**YOUR TASK:**
Copy the material that follows word for word and omit its pictures.

**DATASET ROWS:**
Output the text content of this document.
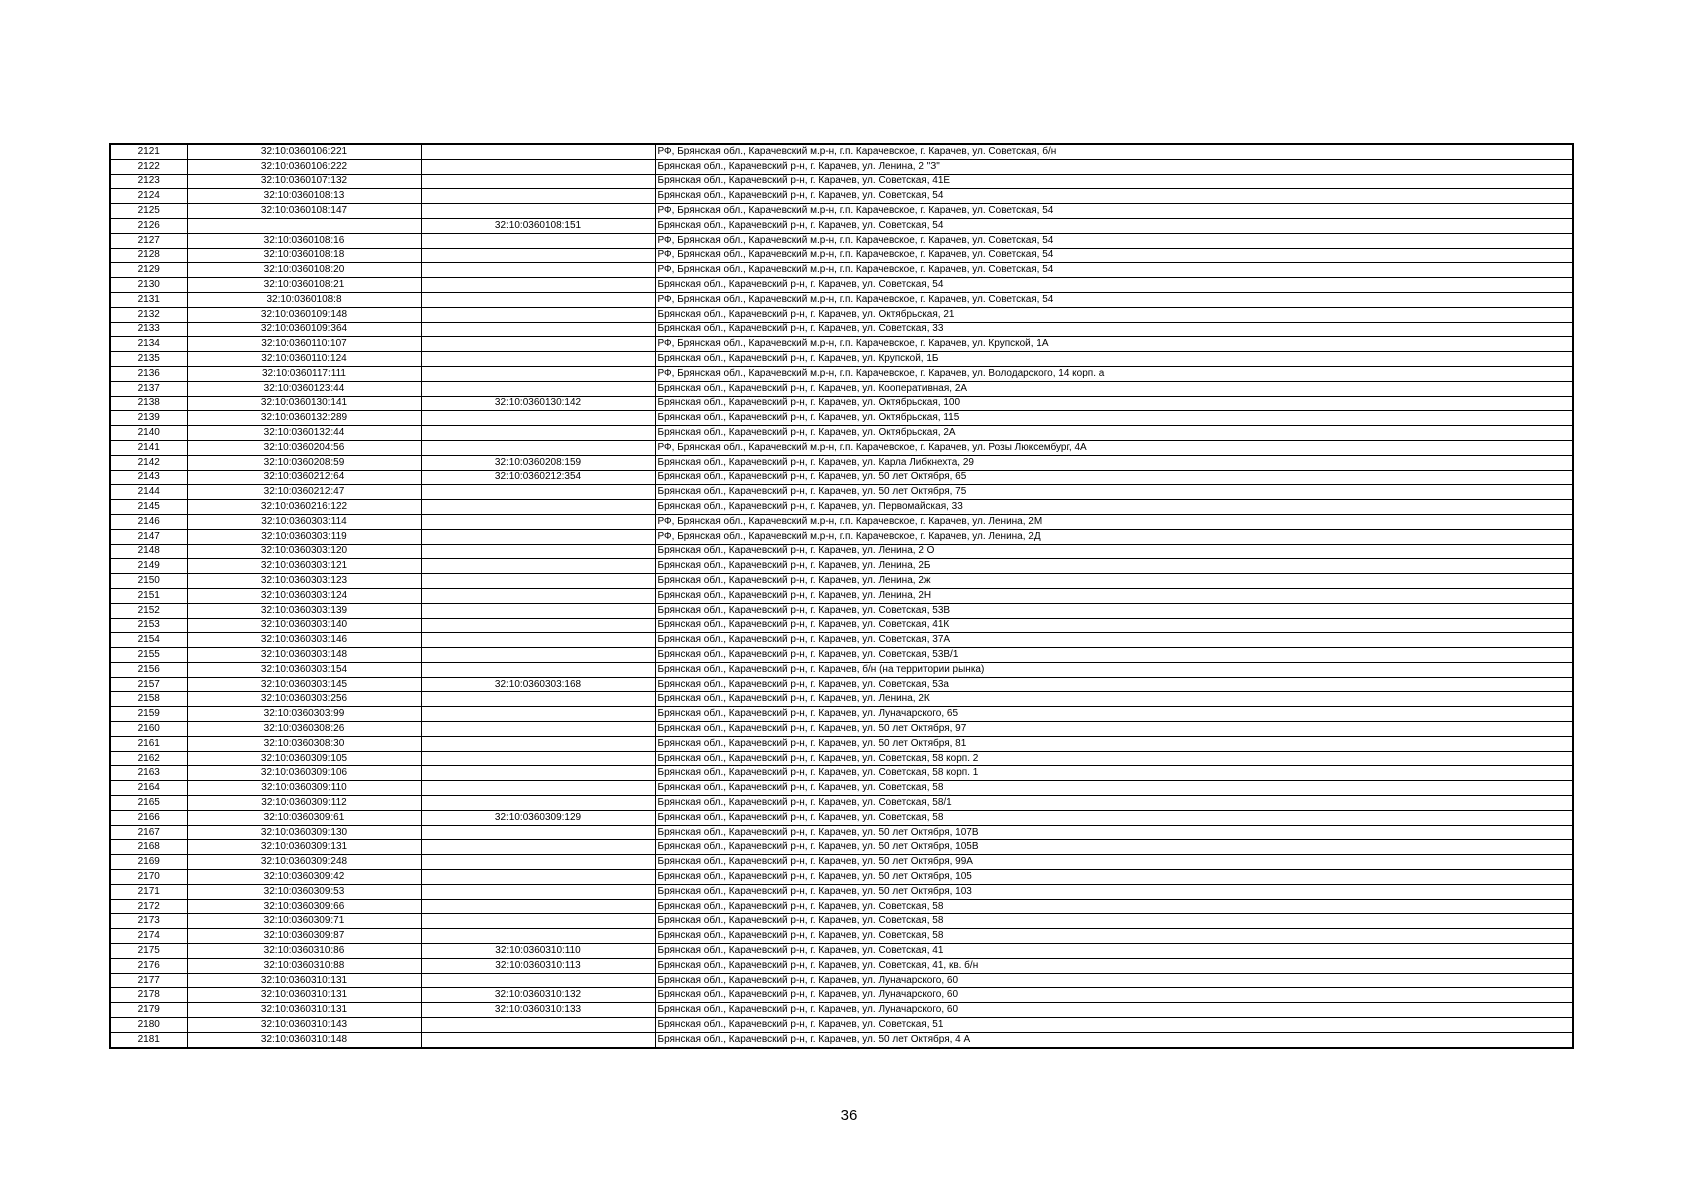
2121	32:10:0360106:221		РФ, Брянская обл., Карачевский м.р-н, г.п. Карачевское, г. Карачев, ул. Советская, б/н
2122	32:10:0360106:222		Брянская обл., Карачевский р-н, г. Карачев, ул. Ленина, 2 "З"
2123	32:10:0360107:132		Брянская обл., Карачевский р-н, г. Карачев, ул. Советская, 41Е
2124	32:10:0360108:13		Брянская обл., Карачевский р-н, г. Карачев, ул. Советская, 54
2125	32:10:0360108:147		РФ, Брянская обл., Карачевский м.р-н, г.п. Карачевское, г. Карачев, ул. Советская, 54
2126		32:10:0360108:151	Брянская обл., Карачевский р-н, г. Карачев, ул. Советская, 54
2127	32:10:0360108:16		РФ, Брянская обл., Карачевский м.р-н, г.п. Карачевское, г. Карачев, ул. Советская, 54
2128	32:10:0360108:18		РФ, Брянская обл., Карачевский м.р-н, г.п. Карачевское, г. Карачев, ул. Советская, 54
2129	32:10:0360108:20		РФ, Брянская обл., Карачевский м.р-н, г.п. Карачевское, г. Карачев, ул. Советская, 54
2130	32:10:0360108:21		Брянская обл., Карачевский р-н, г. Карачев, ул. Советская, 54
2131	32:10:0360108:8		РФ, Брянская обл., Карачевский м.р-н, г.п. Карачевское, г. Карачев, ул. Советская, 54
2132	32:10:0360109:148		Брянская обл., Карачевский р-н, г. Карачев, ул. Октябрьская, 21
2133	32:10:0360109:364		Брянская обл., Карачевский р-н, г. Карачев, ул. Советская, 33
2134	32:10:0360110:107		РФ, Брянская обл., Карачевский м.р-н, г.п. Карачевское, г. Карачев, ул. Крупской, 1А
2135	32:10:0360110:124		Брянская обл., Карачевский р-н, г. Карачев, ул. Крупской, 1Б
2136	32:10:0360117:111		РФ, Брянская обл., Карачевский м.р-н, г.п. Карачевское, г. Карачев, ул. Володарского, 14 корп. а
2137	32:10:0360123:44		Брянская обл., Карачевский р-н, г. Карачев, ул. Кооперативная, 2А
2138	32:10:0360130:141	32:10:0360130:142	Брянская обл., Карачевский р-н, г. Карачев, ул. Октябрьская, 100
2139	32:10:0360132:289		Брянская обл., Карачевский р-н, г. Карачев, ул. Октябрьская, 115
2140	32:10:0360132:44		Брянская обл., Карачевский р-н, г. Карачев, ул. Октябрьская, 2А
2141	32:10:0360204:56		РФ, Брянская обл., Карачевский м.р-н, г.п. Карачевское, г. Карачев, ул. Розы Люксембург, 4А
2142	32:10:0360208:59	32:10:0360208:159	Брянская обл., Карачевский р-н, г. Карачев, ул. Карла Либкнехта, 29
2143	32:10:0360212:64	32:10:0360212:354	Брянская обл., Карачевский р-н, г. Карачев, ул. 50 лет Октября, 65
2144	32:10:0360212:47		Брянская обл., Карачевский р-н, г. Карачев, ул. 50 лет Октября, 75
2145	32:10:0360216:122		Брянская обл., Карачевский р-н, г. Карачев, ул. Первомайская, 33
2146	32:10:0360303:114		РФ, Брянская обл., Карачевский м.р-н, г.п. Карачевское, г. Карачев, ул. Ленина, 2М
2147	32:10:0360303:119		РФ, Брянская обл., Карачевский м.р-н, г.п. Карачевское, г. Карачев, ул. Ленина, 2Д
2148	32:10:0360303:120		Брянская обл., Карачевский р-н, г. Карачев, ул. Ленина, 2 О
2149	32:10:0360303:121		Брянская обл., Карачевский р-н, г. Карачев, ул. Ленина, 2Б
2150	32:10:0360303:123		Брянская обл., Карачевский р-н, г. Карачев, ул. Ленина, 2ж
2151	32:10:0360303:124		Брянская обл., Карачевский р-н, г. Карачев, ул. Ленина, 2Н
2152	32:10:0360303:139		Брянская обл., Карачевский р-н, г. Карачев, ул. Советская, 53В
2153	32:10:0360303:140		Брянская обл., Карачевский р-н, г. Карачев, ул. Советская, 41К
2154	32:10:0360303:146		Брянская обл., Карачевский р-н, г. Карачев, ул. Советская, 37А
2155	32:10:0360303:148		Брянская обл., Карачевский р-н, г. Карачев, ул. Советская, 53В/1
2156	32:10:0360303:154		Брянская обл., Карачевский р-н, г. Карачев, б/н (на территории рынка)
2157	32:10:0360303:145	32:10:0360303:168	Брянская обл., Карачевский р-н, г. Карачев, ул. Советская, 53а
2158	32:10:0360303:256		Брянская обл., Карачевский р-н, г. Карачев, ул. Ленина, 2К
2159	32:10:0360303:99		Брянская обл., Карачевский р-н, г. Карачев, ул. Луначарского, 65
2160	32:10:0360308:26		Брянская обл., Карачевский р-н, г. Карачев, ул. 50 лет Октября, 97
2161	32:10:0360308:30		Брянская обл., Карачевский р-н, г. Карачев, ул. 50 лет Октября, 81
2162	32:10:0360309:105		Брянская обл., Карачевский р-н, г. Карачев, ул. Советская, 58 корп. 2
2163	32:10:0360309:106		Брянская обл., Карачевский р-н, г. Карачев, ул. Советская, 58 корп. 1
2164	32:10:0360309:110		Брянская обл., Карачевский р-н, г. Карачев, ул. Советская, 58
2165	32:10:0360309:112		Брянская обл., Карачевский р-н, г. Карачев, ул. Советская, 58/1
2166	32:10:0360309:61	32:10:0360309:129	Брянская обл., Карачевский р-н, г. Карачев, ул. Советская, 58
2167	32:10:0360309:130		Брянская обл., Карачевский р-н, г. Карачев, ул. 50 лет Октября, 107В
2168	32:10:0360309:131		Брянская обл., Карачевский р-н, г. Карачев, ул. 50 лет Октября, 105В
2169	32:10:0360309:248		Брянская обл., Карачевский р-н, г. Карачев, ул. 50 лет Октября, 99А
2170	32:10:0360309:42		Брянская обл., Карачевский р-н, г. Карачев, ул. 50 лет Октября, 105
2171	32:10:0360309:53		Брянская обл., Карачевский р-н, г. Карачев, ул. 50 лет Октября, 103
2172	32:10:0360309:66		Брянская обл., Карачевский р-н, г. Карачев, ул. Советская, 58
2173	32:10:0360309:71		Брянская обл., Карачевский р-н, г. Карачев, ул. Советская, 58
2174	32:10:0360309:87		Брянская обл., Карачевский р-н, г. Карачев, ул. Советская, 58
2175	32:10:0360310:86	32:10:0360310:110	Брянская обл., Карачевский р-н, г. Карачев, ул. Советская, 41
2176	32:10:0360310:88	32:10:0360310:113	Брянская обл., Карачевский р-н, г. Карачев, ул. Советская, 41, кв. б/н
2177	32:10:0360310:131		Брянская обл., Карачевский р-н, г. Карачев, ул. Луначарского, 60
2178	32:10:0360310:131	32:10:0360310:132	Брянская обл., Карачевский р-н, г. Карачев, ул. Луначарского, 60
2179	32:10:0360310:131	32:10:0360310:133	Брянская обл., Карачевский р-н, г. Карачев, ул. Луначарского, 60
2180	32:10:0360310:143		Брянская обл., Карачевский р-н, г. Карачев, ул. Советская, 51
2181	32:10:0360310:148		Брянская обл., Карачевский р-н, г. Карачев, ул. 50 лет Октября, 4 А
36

**THE OUTPUT:**
Output the text content of this document.
2121	32:10:0360106:221		РФ, Брянская обл., Карачевский м.р-н, г.п. Карачевское, г. Карачев, ул. Советская, б/н
2122	32:10:0360106:222		Брянская обл., Карачевский р-н, г. Карачев, ул. Ленина, 2 "З"
2123	32:10:0360107:132		Брянская обл., Карачевский р-н, г. Карачев, ул. Советская, 41Е
2124	32:10:0360108:13		Брянская обл., Карачевский р-н, г. Карачев, ул. Советская, 54
2125	32:10:0360108:147		РФ, Брянская обл., Карачевский м.р-н, г.п. Карачевское, г. Карачев, ул. Советская, 54
2126		32:10:0360108:151	Брянская обл., Карачевский р-н, г. Карачев, ул. Советская, 54
2127	32:10:0360108:16		РФ, Брянская обл., Карачевский м.р-н, г.п. Карачевское, г. Карачев, ул. Советская, 54
2128	32:10:0360108:18		РФ, Брянская обл., Карачевский м.р-н, г.п. Карачевское, г. Карачев, ул. Советская, 54
2129	32:10:0360108:20		РФ, Брянская обл., Карачевский м.р-н, г.п. Карачевское, г. Карачев, ул. Советская, 54
2130	32:10:0360108:21		Брянская обл., Карачевский р-н, г. Карачев, ул. Советская, 54
2131	32:10:0360108:8		РФ, Брянская обл., Карачевский м.р-н, г.п. Карачевское, г. Карачев, ул. Советская, 54
2132	32:10:0360109:148		Брянская обл., Карачевский р-н, г. Карачев, ул. Октябрьская, 21
2133	32:10:0360109:364		Брянская обл., Карачевский р-н, г. Карачев, ул. Советская, 33
2134	32:10:0360110:107		РФ, Брянская обл., Карачевский м.р-н, г.п. Карачевское, г. Карачев, ул. Крупской, 1А
2135	32:10:0360110:124		Брянская обл., Карачевский р-н, г. Карачев, ул. Крупской, 1Б
2136	32:10:0360117:111		РФ, Брянская обл., Карачевский м.р-н, г.п. Карачевское, г. Карачев, ул. Володарского, 14 корп. а
2137	32:10:0360123:44		Брянская обл., Карачевский р-н, г. Карачев, ул. Кооперативная, 2А
2138	32:10:0360130:141	32:10:0360130:142	Брянская обл., Карачевский р-н, г. Карачев, ул. Октябрьская, 100
2139	32:10:0360132:289		Брянская обл., Карачевский р-н, г. Карачев, ул. Октябрьская, 115
2140	32:10:0360132:44		Брянская обл., Карачевский р-н, г. Карачев, ул. Октябрьская, 2А
2141	32:10:0360204:56		РФ, Брянская обл., Карачевский м.р-н, г.п. Карачевское, г. Карачев, ул. Розы Люксембург, 4А
2142	32:10:0360208:59	32:10:0360208:159	Брянская обл., Карачевский р-н, г. Карачев, ул. Карла Либкнехта, 29
2143	32:10:0360212:64	32:10:0360212:354	Брянская обл., Карачевский р-н, г. Карачев, ул. 50 лет Октября, 65
2144	32:10:0360212:47		Брянская обл., Карачевский р-н, г. Карачев, ул. 50 лет Октября, 75
2145	32:10:0360216:122		Брянская обл., Карачевский р-н, г. Карачев, ул. Первомайская, 33
2146	32:10:0360303:114		РФ, Брянская обл., Карачевский м.р-н, г.п. Карачевское, г. Карачев, ул. Ленина, 2М
2147	32:10:0360303:119		РФ, Брянская обл., Карачевский м.р-н, г.п. Карачевское, г. Карачев, ул. Ленина, 2Д
2148	32:10:0360303:120		Брянская обл., Карачевский р-н, г. Карачев, ул. Ленина, 2 О
2149	32:10:0360303:121		Брянская обл., Карачевский р-н, г. Карачев, ул. Ленина, 2Б
2150	32:10:0360303:123		Брянская обл., Карачевский р-н, г. Карачев, ул. Ленина, 2ж
2151	32:10:0360303:124		Брянская обл., Карачевский р-н, г. Карачев, ул. Ленина, 2Н
2152	32:10:0360303:139		Брянская обл., Карачевский р-н, г. Карачев, ул. Советская, 53В
2153	32:10:0360303:140		Брянская обл., Карачевский р-н, г. Карачев, ул. Советская, 41К
2154	32:10:0360303:146		Брянская обл., Карачевский р-н, г. Карачев, ул. Советская, 37А
2155	32:10:0360303:148		Брянская обл., Карачевский р-н, г. Карачев, ул. Советская, 53В/1
2156	32:10:0360303:154		Брянская обл., Карачевский р-н, г. Карачев, б/н (на территории рынка)
2157	32:10:0360303:145	32:10:0360303:168	Брянская обл., Карачевский р-н, г. Карачев, ул. Советская, 53а
2158	32:10:0360303:256		Брянская обл., Карачевский р-н, г. Карачев, ул. Ленина, 2К
2159	32:10:0360303:99		Брянская обл., Карачевский р-н, г. Карачев, ул. Луначарского, 65
2160	32:10:0360308:26		Брянская обл., Карачевский р-н, г. Карачев, ул. 50 лет Октября, 97
2161	32:10:0360308:30		Брянская обл., Карачевский р-н, г. Карачев, ул. 50 лет Октября, 81
2162	32:10:0360309:105		Брянская обл., Карачевский р-н, г. Карачев, ул. Советская, 58 корп. 2
2163	32:10:0360309:106		Брянская обл., Карачевский р-н, г. Карачев, ул. Советская, 58 корп. 1
2164	32:10:0360309:110		Брянская обл., Карачевский р-н, г. Карачев, ул. Советская, 58
2165	32:10:0360309:112		Брянская обл., Карачевский р-н, г. Карачев, ул. Советская, 58/1
2166	32:10:0360309:61	32:10:0360309:129	Брянская обл., Карачевский р-н, г. Карачев, ул. Советская, 58
2167	32:10:0360309:130		Брянская обл., Карачевский р-н, г. Карачев, ул. 50 лет Октября, 107В
2168	32:10:0360309:131		Брянская обл., Карачевский р-н, г. Карачев, ул. 50 лет Октября, 105В
2169	32:10:0360309:248		Брянская обл., Карачевский р-н, г. Карачев, ул. 50 лет Октября, 99А
2170	32:10:0360309:42		Брянская обл., Карачевский р-н, г. Карачев, ул. 50 лет Октября, 105
2171	32:10:0360309:53		Брянская обл., Карачевский р-н, г. Карачев, ул. 50 лет Октября, 103
2172	32:10:0360309:66		Брянская обл., Карачевский р-н, г. Карачев, ул. Советская, 58
2173	32:10:0360309:71		Брянская обл., Карачевский р-н, г. Карачев, ул. Советская, 58
2174	32:10:0360309:87		Брянская обл., Карачевский р-н, г. Карачев, ул. Советская, 58
2175	32:10:0360310:86	32:10:0360310:110	Брянская обл., Карачевский р-н, г. Карачев, ул. Советская, 41
2176	32:10:0360310:88	32:10:0360310:113	Брянская обл., Карачевский р-н, г. Карачев, ул. Советская, 41, кв. б/н
2177	32:10:0360310:131		Брянская обл., Карачевский р-н, г. Карачев, ул. Луначарского, 60
2178	32:10:0360310:131	32:10:0360310:132	Брянская обл., Карачевский р-н, г. Карачев, ул. Луначарского, 60
2179	32:10:0360310:131	32:10:0360310:133	Брянская обл., Карачевский р-н, г. Карачев, ул. Луначарского, 60
2180	32:10:0360310:143		Брянская обл., Карачевский р-н, г. Карачев, ул. Советская, 51
2181	32:10:0360310:148		Брянская обл., Карачевский р-н, г. Карачев, ул. 50 лет Октября, 4 А
36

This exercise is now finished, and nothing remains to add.